• _Problem to work on_
Extract and list every line that contains the word "attack".

• _Dataset content_
---------------
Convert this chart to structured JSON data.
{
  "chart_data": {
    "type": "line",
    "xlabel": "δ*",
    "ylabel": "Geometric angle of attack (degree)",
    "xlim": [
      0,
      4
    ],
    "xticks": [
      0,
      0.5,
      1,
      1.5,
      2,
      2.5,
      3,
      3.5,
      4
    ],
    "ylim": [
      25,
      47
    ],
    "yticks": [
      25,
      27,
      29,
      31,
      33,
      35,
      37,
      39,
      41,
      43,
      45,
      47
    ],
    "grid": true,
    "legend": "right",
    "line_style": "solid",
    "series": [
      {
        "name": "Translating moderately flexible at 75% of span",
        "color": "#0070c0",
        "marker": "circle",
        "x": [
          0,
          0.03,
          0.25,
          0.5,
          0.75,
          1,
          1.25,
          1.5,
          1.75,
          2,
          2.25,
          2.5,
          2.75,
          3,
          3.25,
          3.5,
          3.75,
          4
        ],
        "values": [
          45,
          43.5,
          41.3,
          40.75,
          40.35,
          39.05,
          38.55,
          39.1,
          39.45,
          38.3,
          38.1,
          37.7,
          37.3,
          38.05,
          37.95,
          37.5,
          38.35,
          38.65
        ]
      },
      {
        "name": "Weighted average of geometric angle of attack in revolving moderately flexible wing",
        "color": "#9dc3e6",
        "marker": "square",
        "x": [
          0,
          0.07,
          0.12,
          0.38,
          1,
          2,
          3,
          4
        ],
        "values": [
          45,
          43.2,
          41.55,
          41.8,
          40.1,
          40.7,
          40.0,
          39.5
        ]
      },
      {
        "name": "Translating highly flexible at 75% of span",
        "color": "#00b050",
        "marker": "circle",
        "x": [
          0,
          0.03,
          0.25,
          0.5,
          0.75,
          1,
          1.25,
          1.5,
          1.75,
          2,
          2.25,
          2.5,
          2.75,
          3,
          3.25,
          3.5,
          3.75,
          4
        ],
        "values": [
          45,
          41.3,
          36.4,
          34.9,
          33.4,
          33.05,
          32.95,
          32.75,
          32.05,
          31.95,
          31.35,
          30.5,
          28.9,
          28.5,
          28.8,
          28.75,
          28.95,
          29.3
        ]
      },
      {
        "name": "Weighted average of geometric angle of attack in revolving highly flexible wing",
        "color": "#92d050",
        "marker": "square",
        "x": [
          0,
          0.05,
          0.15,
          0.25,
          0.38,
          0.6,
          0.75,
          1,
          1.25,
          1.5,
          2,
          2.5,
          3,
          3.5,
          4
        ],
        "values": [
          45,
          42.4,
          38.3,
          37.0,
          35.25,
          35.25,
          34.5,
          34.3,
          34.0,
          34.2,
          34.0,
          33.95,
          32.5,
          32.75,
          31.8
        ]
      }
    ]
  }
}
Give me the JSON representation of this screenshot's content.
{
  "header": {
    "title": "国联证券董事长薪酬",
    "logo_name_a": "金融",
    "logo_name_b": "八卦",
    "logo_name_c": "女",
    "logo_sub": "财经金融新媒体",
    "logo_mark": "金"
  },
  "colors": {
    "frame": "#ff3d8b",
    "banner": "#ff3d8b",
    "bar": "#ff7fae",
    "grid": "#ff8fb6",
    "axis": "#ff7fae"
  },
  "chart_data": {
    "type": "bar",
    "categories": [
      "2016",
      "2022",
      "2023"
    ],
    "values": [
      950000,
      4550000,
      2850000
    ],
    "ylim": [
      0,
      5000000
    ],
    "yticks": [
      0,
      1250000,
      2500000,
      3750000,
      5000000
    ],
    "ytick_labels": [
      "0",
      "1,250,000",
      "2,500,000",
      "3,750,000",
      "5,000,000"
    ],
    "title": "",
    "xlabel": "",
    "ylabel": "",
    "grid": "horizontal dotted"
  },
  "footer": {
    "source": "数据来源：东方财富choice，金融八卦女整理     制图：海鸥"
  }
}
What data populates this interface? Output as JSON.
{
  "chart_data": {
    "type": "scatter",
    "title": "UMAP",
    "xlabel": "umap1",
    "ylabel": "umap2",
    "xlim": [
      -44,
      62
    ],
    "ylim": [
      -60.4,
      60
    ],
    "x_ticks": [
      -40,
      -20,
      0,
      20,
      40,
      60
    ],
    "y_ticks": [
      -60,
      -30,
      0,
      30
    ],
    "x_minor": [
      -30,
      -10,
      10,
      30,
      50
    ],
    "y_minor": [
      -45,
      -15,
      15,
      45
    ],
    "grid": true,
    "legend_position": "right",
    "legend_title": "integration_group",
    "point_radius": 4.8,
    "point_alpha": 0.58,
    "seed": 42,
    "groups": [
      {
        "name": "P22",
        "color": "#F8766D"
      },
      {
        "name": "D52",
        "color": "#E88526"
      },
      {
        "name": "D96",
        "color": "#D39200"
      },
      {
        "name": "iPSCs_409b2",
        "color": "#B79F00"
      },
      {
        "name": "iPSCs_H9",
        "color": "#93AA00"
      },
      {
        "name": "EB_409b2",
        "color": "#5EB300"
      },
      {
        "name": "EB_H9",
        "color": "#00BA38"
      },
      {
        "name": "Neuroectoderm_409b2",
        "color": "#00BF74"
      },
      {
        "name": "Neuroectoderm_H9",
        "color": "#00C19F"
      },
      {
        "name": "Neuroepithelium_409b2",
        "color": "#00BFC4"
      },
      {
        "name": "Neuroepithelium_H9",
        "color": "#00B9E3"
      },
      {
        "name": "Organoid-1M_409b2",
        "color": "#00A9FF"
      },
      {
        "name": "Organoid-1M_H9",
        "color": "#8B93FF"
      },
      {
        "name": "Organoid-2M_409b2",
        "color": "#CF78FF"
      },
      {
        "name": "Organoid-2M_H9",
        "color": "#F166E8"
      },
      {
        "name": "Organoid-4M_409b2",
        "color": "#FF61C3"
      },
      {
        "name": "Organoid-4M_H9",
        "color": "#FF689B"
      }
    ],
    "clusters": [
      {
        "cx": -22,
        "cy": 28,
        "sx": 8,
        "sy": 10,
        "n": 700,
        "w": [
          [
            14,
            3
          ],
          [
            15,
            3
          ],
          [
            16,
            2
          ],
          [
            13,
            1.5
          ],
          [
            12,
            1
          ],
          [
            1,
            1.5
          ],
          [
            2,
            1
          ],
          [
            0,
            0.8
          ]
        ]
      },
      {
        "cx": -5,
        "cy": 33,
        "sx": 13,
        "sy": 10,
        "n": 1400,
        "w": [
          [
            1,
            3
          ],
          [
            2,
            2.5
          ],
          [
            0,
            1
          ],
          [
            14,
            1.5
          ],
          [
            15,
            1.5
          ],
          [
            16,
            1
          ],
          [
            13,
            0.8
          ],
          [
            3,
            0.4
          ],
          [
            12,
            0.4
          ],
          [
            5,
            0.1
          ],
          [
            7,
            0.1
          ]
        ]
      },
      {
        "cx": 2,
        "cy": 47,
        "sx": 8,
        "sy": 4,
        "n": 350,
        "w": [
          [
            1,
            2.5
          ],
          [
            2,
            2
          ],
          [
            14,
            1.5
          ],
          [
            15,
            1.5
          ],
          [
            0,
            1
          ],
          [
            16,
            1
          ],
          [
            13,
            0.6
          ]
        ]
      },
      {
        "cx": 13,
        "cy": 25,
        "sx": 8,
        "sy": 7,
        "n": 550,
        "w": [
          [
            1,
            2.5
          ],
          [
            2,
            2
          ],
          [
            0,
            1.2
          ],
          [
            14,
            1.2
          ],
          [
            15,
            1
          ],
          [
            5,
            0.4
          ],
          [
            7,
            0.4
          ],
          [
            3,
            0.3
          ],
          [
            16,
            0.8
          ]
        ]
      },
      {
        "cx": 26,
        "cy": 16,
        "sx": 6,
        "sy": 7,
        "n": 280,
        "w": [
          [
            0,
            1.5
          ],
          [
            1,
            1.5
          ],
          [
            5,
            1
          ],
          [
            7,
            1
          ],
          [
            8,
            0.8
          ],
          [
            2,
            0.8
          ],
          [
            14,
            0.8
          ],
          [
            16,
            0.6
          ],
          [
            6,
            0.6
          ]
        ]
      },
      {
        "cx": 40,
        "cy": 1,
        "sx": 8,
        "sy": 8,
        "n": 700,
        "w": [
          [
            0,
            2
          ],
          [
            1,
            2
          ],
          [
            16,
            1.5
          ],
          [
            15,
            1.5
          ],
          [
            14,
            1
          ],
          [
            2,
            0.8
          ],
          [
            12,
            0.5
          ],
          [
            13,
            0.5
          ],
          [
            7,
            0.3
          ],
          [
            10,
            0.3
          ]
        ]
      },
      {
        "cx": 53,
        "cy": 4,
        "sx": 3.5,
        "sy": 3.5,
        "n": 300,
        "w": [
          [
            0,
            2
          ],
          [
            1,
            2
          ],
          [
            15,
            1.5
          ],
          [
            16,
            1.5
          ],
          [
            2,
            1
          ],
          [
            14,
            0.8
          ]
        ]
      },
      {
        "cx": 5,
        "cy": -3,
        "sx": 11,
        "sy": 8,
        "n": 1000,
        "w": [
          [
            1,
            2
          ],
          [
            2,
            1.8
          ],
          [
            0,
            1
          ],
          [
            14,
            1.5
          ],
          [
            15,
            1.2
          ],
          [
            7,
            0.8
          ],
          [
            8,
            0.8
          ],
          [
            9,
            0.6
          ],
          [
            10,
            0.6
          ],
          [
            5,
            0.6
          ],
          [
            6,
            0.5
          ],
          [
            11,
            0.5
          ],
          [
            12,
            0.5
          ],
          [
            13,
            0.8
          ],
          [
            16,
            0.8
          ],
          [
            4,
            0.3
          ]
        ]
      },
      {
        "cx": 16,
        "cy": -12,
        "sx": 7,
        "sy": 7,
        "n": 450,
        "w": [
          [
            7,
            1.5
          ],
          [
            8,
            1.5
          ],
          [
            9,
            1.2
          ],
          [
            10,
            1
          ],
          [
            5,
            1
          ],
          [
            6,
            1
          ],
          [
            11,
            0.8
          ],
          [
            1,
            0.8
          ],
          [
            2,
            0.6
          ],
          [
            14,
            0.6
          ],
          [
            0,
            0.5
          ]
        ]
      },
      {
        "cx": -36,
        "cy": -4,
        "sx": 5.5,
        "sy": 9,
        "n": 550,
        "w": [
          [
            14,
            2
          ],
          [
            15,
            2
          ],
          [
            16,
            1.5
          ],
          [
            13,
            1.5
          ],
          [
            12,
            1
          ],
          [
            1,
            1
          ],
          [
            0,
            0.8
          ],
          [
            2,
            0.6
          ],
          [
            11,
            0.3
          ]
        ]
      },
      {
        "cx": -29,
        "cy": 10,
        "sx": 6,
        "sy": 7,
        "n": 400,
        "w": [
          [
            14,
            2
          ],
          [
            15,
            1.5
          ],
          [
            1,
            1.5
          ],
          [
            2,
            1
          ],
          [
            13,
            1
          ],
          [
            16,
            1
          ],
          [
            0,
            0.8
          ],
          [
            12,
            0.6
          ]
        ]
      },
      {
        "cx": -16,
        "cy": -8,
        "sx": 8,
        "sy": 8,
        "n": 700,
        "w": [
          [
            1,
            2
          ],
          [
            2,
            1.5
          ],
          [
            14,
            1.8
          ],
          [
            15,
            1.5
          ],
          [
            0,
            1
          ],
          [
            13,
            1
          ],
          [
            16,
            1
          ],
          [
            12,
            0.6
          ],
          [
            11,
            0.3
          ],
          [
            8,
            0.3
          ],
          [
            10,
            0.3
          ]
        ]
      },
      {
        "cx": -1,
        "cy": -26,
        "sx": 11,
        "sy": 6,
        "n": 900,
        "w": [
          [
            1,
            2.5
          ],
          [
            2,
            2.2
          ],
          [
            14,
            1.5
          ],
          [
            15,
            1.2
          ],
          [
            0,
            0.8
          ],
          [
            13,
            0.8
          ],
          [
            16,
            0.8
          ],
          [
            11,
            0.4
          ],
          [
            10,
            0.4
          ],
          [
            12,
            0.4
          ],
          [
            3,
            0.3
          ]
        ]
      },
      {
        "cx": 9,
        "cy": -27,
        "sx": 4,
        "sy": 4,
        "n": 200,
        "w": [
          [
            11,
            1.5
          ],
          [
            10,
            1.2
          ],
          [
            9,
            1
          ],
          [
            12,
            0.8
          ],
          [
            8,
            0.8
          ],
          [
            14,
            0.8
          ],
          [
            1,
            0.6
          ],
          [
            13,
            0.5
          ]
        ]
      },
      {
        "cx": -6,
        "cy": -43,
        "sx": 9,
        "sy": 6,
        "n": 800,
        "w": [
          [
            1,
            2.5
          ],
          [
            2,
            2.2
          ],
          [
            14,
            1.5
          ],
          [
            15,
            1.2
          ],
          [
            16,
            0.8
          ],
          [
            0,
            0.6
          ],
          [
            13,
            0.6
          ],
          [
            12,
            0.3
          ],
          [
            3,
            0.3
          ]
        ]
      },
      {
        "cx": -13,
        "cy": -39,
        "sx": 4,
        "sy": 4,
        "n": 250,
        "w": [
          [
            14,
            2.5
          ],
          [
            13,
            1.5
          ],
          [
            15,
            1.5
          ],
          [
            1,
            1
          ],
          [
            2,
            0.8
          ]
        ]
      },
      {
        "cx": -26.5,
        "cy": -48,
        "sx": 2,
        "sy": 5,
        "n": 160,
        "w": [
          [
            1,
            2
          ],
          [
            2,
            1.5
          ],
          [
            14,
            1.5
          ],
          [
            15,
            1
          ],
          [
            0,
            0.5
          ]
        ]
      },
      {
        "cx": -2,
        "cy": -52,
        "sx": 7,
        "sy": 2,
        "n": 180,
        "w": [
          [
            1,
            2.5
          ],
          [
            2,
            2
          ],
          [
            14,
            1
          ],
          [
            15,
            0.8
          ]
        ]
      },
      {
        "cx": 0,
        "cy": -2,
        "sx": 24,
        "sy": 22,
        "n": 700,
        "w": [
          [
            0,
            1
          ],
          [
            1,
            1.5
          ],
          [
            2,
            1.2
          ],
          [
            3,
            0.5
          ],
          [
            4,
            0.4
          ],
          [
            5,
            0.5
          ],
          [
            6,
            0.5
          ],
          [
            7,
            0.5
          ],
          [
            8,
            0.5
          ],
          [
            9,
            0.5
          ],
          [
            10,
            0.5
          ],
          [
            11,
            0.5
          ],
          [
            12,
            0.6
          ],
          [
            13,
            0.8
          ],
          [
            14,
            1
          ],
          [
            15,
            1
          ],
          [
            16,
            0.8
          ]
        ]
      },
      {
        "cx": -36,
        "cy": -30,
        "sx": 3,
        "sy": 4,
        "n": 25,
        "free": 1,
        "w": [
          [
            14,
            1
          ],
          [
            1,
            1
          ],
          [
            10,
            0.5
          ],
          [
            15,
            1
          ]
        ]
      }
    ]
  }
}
---------------
• _Correct answer_
    "ylabel": "Geometric angle of attack (degree)",
        "name": "Weighted average of geometric angle of attack in revolving moderately flexible wing",
        "name": "Weighted average of geometric angle of attack in revolving highly flexible wing",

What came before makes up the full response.